- **Extracted data**:
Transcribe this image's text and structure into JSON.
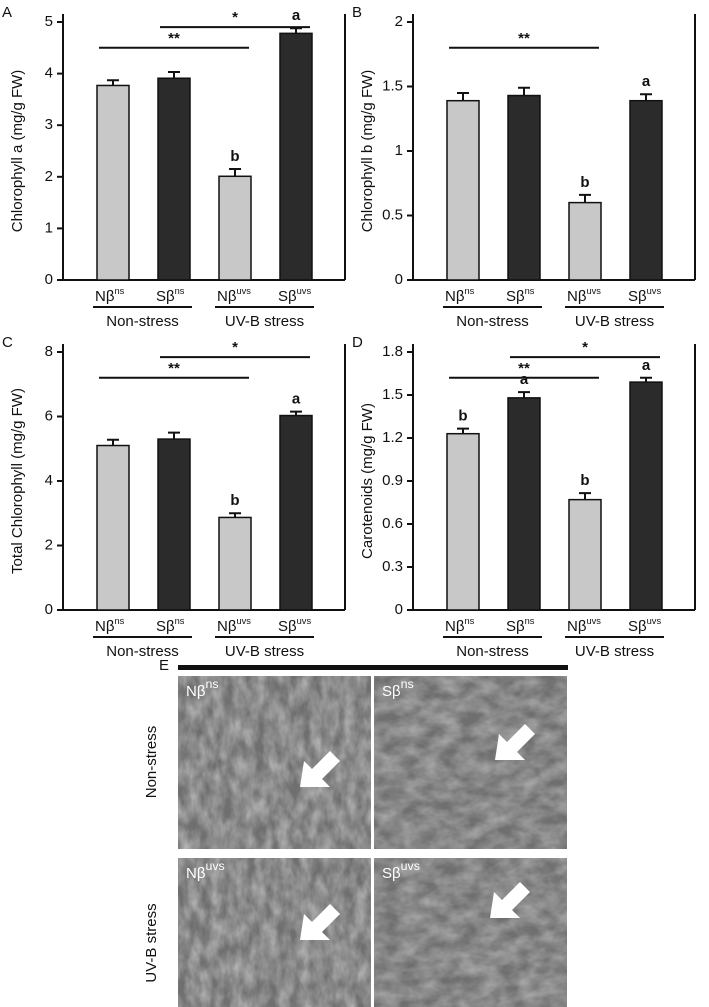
{
  "chart_data": [
    {
      "type": "bar",
      "panel": "A",
      "ylabel": "Chlorophyll a (mg/g FW)",
      "categories": [
        "Nβ",
        "Sβ",
        "Nβ",
        "Sβ"
      ],
      "category_superscripts": [
        "ns",
        "ns",
        "uvs",
        "uvs"
      ],
      "groups": [
        "Non-stress",
        "UV-B stress"
      ],
      "values": [
        3.77,
        3.91,
        2.01,
        4.78
      ],
      "errors": [
        0.1,
        0.12,
        0.14,
        0.1
      ],
      "colors": [
        "#c8c8c8",
        "#2b2b2b",
        "#c8c8c8",
        "#2b2b2b"
      ],
      "letters": [
        null,
        null,
        "b",
        "a"
      ],
      "significance": [
        {
          "text": "**",
          "from": 0,
          "to": 2
        },
        {
          "text": "*",
          "from": 1,
          "to": 3
        }
      ],
      "ylim": [
        0,
        5
      ],
      "yticks": [
        0,
        1,
        2,
        3,
        4,
        5
      ]
    },
    {
      "type": "bar",
      "panel": "B",
      "ylabel": "Chlorophyll b (mg/g FW)",
      "categories": [
        "Nβ",
        "Sβ",
        "Nβ",
        "Sβ"
      ],
      "category_superscripts": [
        "ns",
        "ns",
        "uvs",
        "uvs"
      ],
      "groups": [
        "Non-stress",
        "UV-B stress"
      ],
      "values": [
        1.39,
        1.43,
        0.6,
        1.39
      ],
      "errors": [
        0.06,
        0.06,
        0.06,
        0.05
      ],
      "colors": [
        "#c8c8c8",
        "#2b2b2b",
        "#c8c8c8",
        "#2b2b2b"
      ],
      "letters": [
        null,
        null,
        "b",
        "a"
      ],
      "significance": [
        {
          "text": "**",
          "from": 0,
          "to": 2
        }
      ],
      "ylim": [
        0,
        2
      ],
      "yticks": [
        0,
        0.5,
        1,
        1.5,
        2
      ]
    },
    {
      "type": "bar",
      "panel": "C",
      "ylabel": "Total Chlorophyll (mg/g FW)",
      "categories": [
        "Nβ",
        "Sβ",
        "Nβ",
        "Sβ"
      ],
      "category_superscripts": [
        "ns",
        "ns",
        "uvs",
        "uvs"
      ],
      "groups": [
        "Non-stress",
        "UV-B stress"
      ],
      "values": [
        5.1,
        5.3,
        2.87,
        6.03
      ],
      "errors": [
        0.18,
        0.2,
        0.13,
        0.12
      ],
      "colors": [
        "#c8c8c8",
        "#2b2b2b",
        "#c8c8c8",
        "#2b2b2b"
      ],
      "letters": [
        null,
        null,
        "b",
        "a"
      ],
      "significance": [
        {
          "text": "**",
          "from": 0,
          "to": 2
        },
        {
          "text": "*",
          "from": 1,
          "to": 3
        }
      ],
      "ylim": [
        0,
        8
      ],
      "yticks": [
        0,
        2,
        4,
        6,
        8
      ]
    },
    {
      "type": "bar",
      "panel": "D",
      "ylabel": "Carotenoids (mg/g FW)",
      "categories": [
        "Nβ",
        "Sβ",
        "Nβ",
        "Sβ"
      ],
      "category_superscripts": [
        "ns",
        "ns",
        "uvs",
        "uvs"
      ],
      "groups": [
        "Non-stress",
        "UV-B stress"
      ],
      "values": [
        1.23,
        1.48,
        0.77,
        1.59
      ],
      "errors": [
        0.035,
        0.04,
        0.045,
        0.03
      ],
      "colors": [
        "#c8c8c8",
        "#2b2b2b",
        "#c8c8c8",
        "#2b2b2b"
      ],
      "letters": [
        "b",
        "a",
        "b",
        "a"
      ],
      "significance": [
        {
          "text": "**",
          "from": 0,
          "to": 2
        },
        {
          "text": "*",
          "from": 1,
          "to": 3
        }
      ],
      "ylim": [
        0,
        1.8
      ],
      "yticks": [
        0,
        0.3,
        0.6,
        0.9,
        1.2,
        1.5,
        1.8
      ]
    }
  ],
  "micrographs": {
    "panel": "E",
    "rows": [
      "Non-stress",
      "UV-B stress"
    ],
    "images": [
      {
        "base": "Nβ",
        "sup": "ns"
      },
      {
        "base": "Sβ",
        "sup": "ns"
      },
      {
        "base": "Nβ",
        "sup": "uvs"
      },
      {
        "base": "Sβ",
        "sup": "uvs"
      }
    ]
  }
}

- **Your goal**: Reproduce all of the material above word for word. Omit the pictures.

- **Written reply**:
Transcribe this image's text and structure into JSON.
{
  "chart_data": [
    {
      "type": "bar",
      "panel": "A",
      "ylabel": "Chlorophyll a (mg/g FW)",
      "categories": [
        "Nβ",
        "Sβ",
        "Nβ",
        "Sβ"
      ],
      "category_superscripts": [
        "ns",
        "ns",
        "uvs",
        "uvs"
      ],
      "groups": [
        "Non-stress",
        "UV-B stress"
      ],
      "values": [
        3.77,
        3.91,
        2.01,
        4.78
      ],
      "errors": [
        0.1,
        0.12,
        0.14,
        0.1
      ],
      "colors": [
        "#c8c8c8",
        "#2b2b2b",
        "#c8c8c8",
        "#2b2b2b"
      ],
      "letters": [
        null,
        null,
        "b",
        "a"
      ],
      "significance": [
        {
          "text": "**",
          "from": 0,
          "to": 2
        },
        {
          "text": "*",
          "from": 1,
          "to": 3
        }
      ],
      "ylim": [
        0,
        5
      ],
      "yticks": [
        0,
        1,
        2,
        3,
        4,
        5
      ]
    },
    {
      "type": "bar",
      "panel": "B",
      "ylabel": "Chlorophyll b (mg/g FW)",
      "categories": [
        "Nβ",
        "Sβ",
        "Nβ",
        "Sβ"
      ],
      "category_superscripts": [
        "ns",
        "ns",
        "uvs",
        "uvs"
      ],
      "groups": [
        "Non-stress",
        "UV-B stress"
      ],
      "values": [
        1.39,
        1.43,
        0.6,
        1.39
      ],
      "errors": [
        0.06,
        0.06,
        0.06,
        0.05
      ],
      "colors": [
        "#c8c8c8",
        "#2b2b2b",
        "#c8c8c8",
        "#2b2b2b"
      ],
      "letters": [
        null,
        null,
        "b",
        "a"
      ],
      "significance": [
        {
          "text": "**",
          "from": 0,
          "to": 2
        }
      ],
      "ylim": [
        0,
        2
      ],
      "yticks": [
        0,
        0.5,
        1,
        1.5,
        2
      ]
    },
    {
      "type": "bar",
      "panel": "C",
      "ylabel": "Total Chlorophyll (mg/g FW)",
      "categories": [
        "Nβ",
        "Sβ",
        "Nβ",
        "Sβ"
      ],
      "category_superscripts": [
        "ns",
        "ns",
        "uvs",
        "uvs"
      ],
      "groups": [
        "Non-stress",
        "UV-B stress"
      ],
      "values": [
        5.1,
        5.3,
        2.87,
        6.03
      ],
      "errors": [
        0.18,
        0.2,
        0.13,
        0.12
      ],
      "colors": [
        "#c8c8c8",
        "#2b2b2b",
        "#c8c8c8",
        "#2b2b2b"
      ],
      "letters": [
        null,
        null,
        "b",
        "a"
      ],
      "significance": [
        {
          "text": "**",
          "from": 0,
          "to": 2
        },
        {
          "text": "*",
          "from": 1,
          "to": 3
        }
      ],
      "ylim": [
        0,
        8
      ],
      "yticks": [
        0,
        2,
        4,
        6,
        8
      ]
    },
    {
      "type": "bar",
      "panel": "D",
      "ylabel": "Carotenoids (mg/g FW)",
      "categories": [
        "Nβ",
        "Sβ",
        "Nβ",
        "Sβ"
      ],
      "category_superscripts": [
        "ns",
        "ns",
        "uvs",
        "uvs"
      ],
      "groups": [
        "Non-stress",
        "UV-B stress"
      ],
      "values": [
        1.23,
        1.48,
        0.77,
        1.59
      ],
      "errors": [
        0.035,
        0.04,
        0.045,
        0.03
      ],
      "colors": [
        "#c8c8c8",
        "#2b2b2b",
        "#c8c8c8",
        "#2b2b2b"
      ],
      "letters": [
        "b",
        "a",
        "b",
        "a"
      ],
      "significance": [
        {
          "text": "**",
          "from": 0,
          "to": 2
        },
        {
          "text": "*",
          "from": 1,
          "to": 3
        }
      ],
      "ylim": [
        0,
        1.8
      ],
      "yticks": [
        0,
        0.3,
        0.6,
        0.9,
        1.2,
        1.5,
        1.8
      ]
    }
  ],
  "micrographs": {
    "panel": "E",
    "rows": [
      "Non-stress",
      "UV-B stress"
    ],
    "images": [
      {
        "base": "Nβ",
        "sup": "ns"
      },
      {
        "base": "Sβ",
        "sup": "ns"
      },
      {
        "base": "Nβ",
        "sup": "uvs"
      },
      {
        "base": "Sβ",
        "sup": "uvs"
      }
    ]
  }
}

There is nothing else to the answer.